• **Written exercise**
Format the lines below, from the line containing "legend-item-ocd5: OCD5 —" through the line containing "track-point — [315, 743, 322, 751]", as a JSON list of strings with one string per line and blank lines omitted.

• **Supplied records**

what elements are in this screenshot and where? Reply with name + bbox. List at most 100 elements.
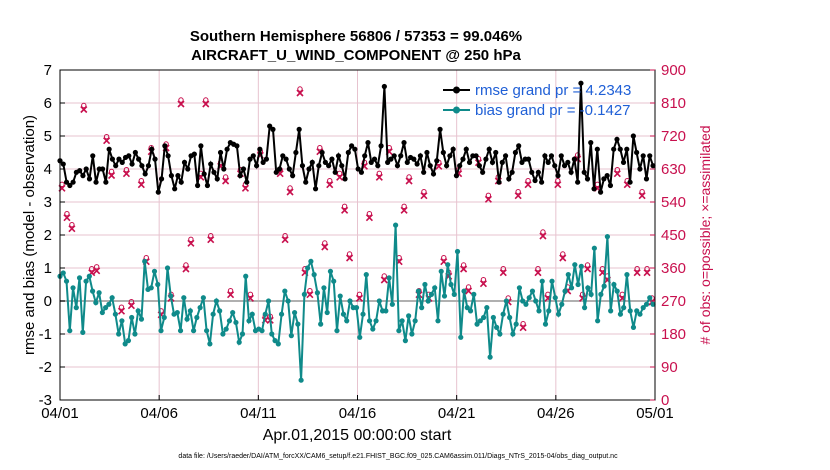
rmse-point	[267, 123, 273, 129]
bias-point	[197, 305, 203, 311]
obs-assimilated-point	[375, 173, 383, 181]
bias-point	[640, 305, 646, 311]
bias-point	[565, 272, 571, 278]
rmse-point	[106, 146, 112, 152]
bias-point	[148, 285, 154, 291]
obs-possible-point	[381, 273, 387, 279]
bias-point	[243, 273, 249, 279]
y-left-tick-label: 5	[44, 128, 52, 145]
bias-point	[239, 331, 246, 337]
rmse-point	[244, 179, 250, 185]
rmse-point	[250, 153, 256, 159]
rmse-point	[290, 173, 296, 179]
obs-possible-point	[81, 102, 87, 109]
rmse-point	[253, 163, 260, 169]
bias-point	[435, 318, 441, 324]
bias-point	[109, 295, 115, 301]
bias-point	[428, 291, 435, 297]
bias-point	[246, 318, 252, 324]
rmse-point	[496, 179, 502, 185]
obs-possible-point	[307, 287, 313, 294]
obs-possible-point	[327, 177, 333, 184]
rmse-point	[620, 159, 627, 165]
bias-point	[70, 285, 76, 291]
rmse-point	[309, 159, 315, 165]
rmse-point	[565, 159, 571, 165]
obs-assimilated-point	[554, 181, 562, 189]
obs-possible-point	[322, 240, 328, 246]
rmse-point	[165, 153, 171, 159]
obs-assimilated-point	[222, 177, 230, 185]
rmse-point	[237, 173, 243, 179]
bias-point	[419, 305, 425, 311]
obs-possible-point	[421, 188, 427, 195]
x-tick-label: 04/01	[41, 405, 79, 422]
rmse-point	[217, 149, 224, 156]
bias-point	[637, 311, 643, 317]
rmse-point	[185, 166, 191, 172]
obs-possible-point	[188, 236, 194, 243]
bias-point	[233, 319, 239, 326]
bias-point	[487, 354, 493, 360]
bias-point	[314, 290, 321, 296]
rmse-point	[60, 161, 66, 167]
rmse-point	[493, 149, 499, 156]
rmse-point	[316, 163, 322, 169]
x-tick-label: 04/06	[140, 405, 178, 422]
obs-assimilated-point	[400, 206, 408, 214]
rmse-point	[339, 163, 345, 169]
bias-point	[624, 272, 630, 278]
y-right-tick-label: 900	[661, 62, 686, 79]
rmse-series-layer	[57, 80, 656, 195]
bias-point	[474, 321, 480, 327]
rmse-point	[502, 153, 509, 159]
bias-point	[409, 331, 415, 337]
bias-point	[99, 309, 105, 316]
bias-series-layer	[57, 222, 656, 383]
rmse-point	[126, 153, 132, 159]
rmse-point	[152, 156, 158, 162]
rmse-point	[404, 159, 410, 165]
bias-point	[627, 308, 633, 314]
rmse-point	[427, 163, 433, 169]
bias-point	[539, 278, 545, 284]
obs-possible-point	[465, 284, 472, 290]
obs-assimilated-point	[137, 181, 145, 189]
rmse-point	[162, 143, 168, 149]
obs-assimilated-point	[534, 269, 542, 277]
x-tick-label: 04/21	[438, 405, 476, 422]
rmse-point	[342, 176, 348, 182]
rmse-point	[552, 163, 558, 169]
obs-possible-point	[203, 97, 209, 103]
obs-possible-point	[118, 304, 125, 310]
rmse-point	[525, 156, 532, 162]
obs-assimilated-point	[187, 239, 195, 247]
bias-point	[73, 305, 79, 311]
bias-point	[363, 272, 369, 278]
rmse-point	[388, 156, 394, 162]
obs-possible-point	[178, 97, 184, 103]
bias-point	[357, 334, 363, 340]
rmse-point	[447, 153, 453, 159]
bias-point	[151, 268, 158, 274]
bias-point	[347, 298, 353, 304]
rmse-point	[591, 186, 597, 192]
rmse-point	[306, 166, 312, 172]
obs-possible-point	[247, 291, 254, 298]
rmse-point	[129, 161, 135, 167]
rmse-point	[247, 156, 253, 162]
rmse-point	[571, 156, 577, 162]
rmse-point	[529, 169, 535, 175]
obs-possible-point	[584, 262, 591, 268]
legend-rmse-label: rmse grand pr = 4.2343	[475, 82, 631, 99]
bias-point	[467, 308, 474, 314]
obs-possible-point	[341, 203, 348, 210]
bias-point	[422, 281, 428, 288]
obs-assimilated-point	[643, 269, 651, 277]
obs-possible-point	[644, 265, 650, 272]
rmse-point	[588, 140, 594, 146]
obs-possible-point	[535, 265, 541, 272]
obs-possible-point	[64, 210, 70, 217]
bias-point	[536, 308, 542, 314]
rmse-point	[181, 159, 188, 165]
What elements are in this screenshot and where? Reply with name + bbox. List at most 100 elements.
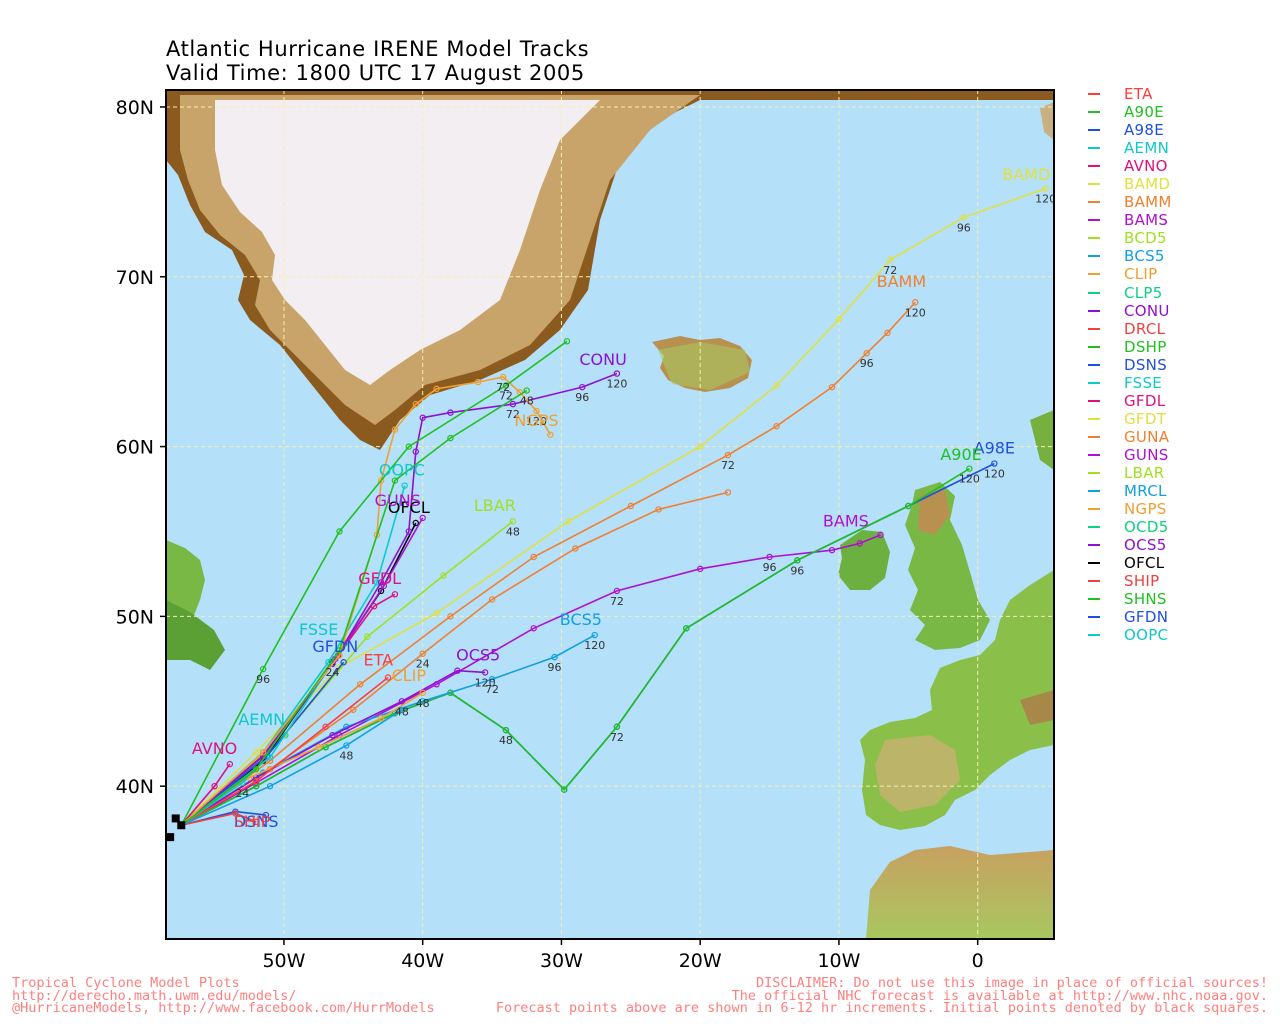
legend-item-ocd5: OCD5 — [1088, 518, 1278, 536]
track-label-aemn: AEMN — [238, 710, 285, 729]
track-point — [724, 489, 732, 496]
track-point — [447, 434, 454, 442]
track-point — [433, 609, 440, 617]
legend-label: MRCL — [1124, 482, 1167, 501]
legend-swatch — [1088, 634, 1100, 637]
track-point — [315, 743, 322, 751]
footer-credits: Tropical Cyclone Model Plots http://dere… — [12, 975, 435, 1016]
legend-item-ship: SHIP — [1088, 572, 1278, 590]
track-mrcl — [180, 709, 403, 826]
track-point — [322, 723, 329, 730]
legend-swatch — [1088, 580, 1100, 583]
legend-swatch — [1088, 616, 1100, 619]
forecast-hour-label: 96 — [763, 561, 777, 574]
track-label-conu: CONU — [579, 350, 626, 369]
legend-swatch — [1088, 598, 1100, 601]
great-britain-highlands — [918, 490, 950, 535]
track-point — [579, 383, 586, 391]
track-point — [447, 613, 454, 620]
legend-label: CLP5 — [1124, 283, 1163, 302]
track-point — [474, 378, 482, 386]
map-frame — [165, 89, 1055, 940]
track-label-bams: BAMS — [823, 511, 869, 530]
track-bcs5 — [180, 634, 596, 826]
track-point — [696, 565, 704, 573]
track-label-a90e: A90E — [940, 445, 981, 464]
forecast-hour-label: 120 — [584, 639, 605, 652]
track-point — [405, 528, 413, 535]
forecast-hour-label: 48 — [520, 395, 534, 408]
forecast-hour-label: 96 — [860, 357, 874, 370]
x-tick-label: 30W — [540, 950, 583, 972]
track-point — [405, 443, 413, 450]
legend-label: A90E — [1124, 103, 1165, 122]
forecast-hour-label: 72 — [506, 408, 520, 421]
track-point — [211, 782, 218, 790]
iberia-highlands — [875, 735, 960, 812]
forecast-hour-label: 24 — [416, 658, 430, 671]
legend-label: FSSE — [1124, 373, 1163, 392]
alps — [1020, 690, 1054, 725]
legend-label: GFDT — [1124, 409, 1167, 428]
forecast-hour-label: 120 — [526, 415, 547, 428]
legend-item-gfdt: GFDT — [1088, 410, 1278, 428]
track-point — [377, 477, 385, 484]
legend-label: CONU — [1124, 301, 1170, 320]
legend-label: AVNO — [1124, 157, 1168, 176]
legend-swatch — [1088, 526, 1100, 529]
track-point — [419, 514, 426, 522]
track-bams — [180, 534, 881, 826]
legend: ETA A90E A98E AEMN AVNO BAMD BAMM BAMS BCD5 BCS5 C… — [1088, 85, 1278, 644]
legend-item-oopc: OOPC — [1088, 626, 1278, 644]
legend-label: AEMN — [1124, 139, 1170, 158]
forecast-hour-label: 72 — [485, 683, 499, 696]
legend-item-lbar: LBAR — [1088, 464, 1278, 482]
track-point — [440, 572, 447, 579]
track-point — [454, 667, 461, 674]
track-point — [960, 214, 968, 221]
track-label-fsse: FSSE — [299, 620, 338, 639]
track-point — [502, 726, 510, 734]
track-point — [591, 631, 598, 639]
track-label-bamd: BAMD — [1002, 165, 1050, 184]
track-label-ocs5: OCS5 — [456, 646, 500, 665]
track-point — [412, 448, 419, 455]
track-point — [252, 766, 260, 773]
legend-item-aemn: AEMN — [1088, 139, 1278, 157]
forecast-hour-label: 96 — [256, 673, 270, 686]
footer-disclaimer: DISCLAIMER: Do not use this image in pla… — [495, 975, 1268, 1016]
legend-label: A98E — [1124, 121, 1165, 140]
track-shns — [180, 389, 528, 826]
forecast-hour-label: 72 — [610, 595, 624, 608]
track-point — [377, 579, 385, 586]
track-point — [766, 553, 773, 561]
valid-time: Valid Time: 1800 UTC 17 August 2005 — [166, 61, 585, 85]
track-point — [262, 811, 270, 819]
track-gfdn — [180, 661, 345, 826]
initial-point-square — [171, 814, 180, 823]
track-point — [887, 256, 894, 263]
legend-item-ofcl: OFCL — [1088, 554, 1278, 572]
initial-points — [166, 814, 186, 842]
track-point — [856, 540, 863, 547]
legend-swatch — [1088, 562, 1100, 565]
legend-swatch — [1088, 237, 1100, 240]
y-tick-label: 60N — [116, 437, 154, 459]
track-point — [363, 633, 371, 640]
legend-label: OCS5 — [1124, 536, 1167, 555]
track-point — [252, 749, 260, 756]
track-point — [696, 443, 704, 450]
legend-label: CLIP — [1124, 265, 1158, 284]
track-point — [336, 647, 343, 654]
legend-swatch — [1088, 508, 1100, 511]
legend-swatch — [1088, 273, 1100, 276]
forecast-hour-label: 48 — [395, 705, 409, 718]
legend-label: DRCL — [1124, 319, 1166, 338]
track-point — [377, 715, 385, 722]
legend-swatch — [1088, 544, 1100, 547]
track-point — [266, 754, 274, 761]
track-label-gfdn: GFDN — [312, 637, 358, 656]
forecast-hour-label: 72 — [610, 731, 624, 744]
forecast-hour-label: 72 — [496, 381, 510, 394]
track-point — [357, 681, 364, 688]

• **Result**
[
  "legend-item-ocd5: OCD5 — [1088, 518, 1278, 536]",
  "track-label-aemn: AEMN — [238, 710, 285, 729]",
  "track-point — [724, 489, 732, 496]",
  "track-point — [447, 434, 454, 442]",
  "track-point — [433, 609, 440, 617]",
  "legend-label: MRCL — [1124, 482, 1167, 501]",
  "legend-swatch — [1088, 634, 1100, 637]",
  "track-point — [315, 743, 322, 751]"
]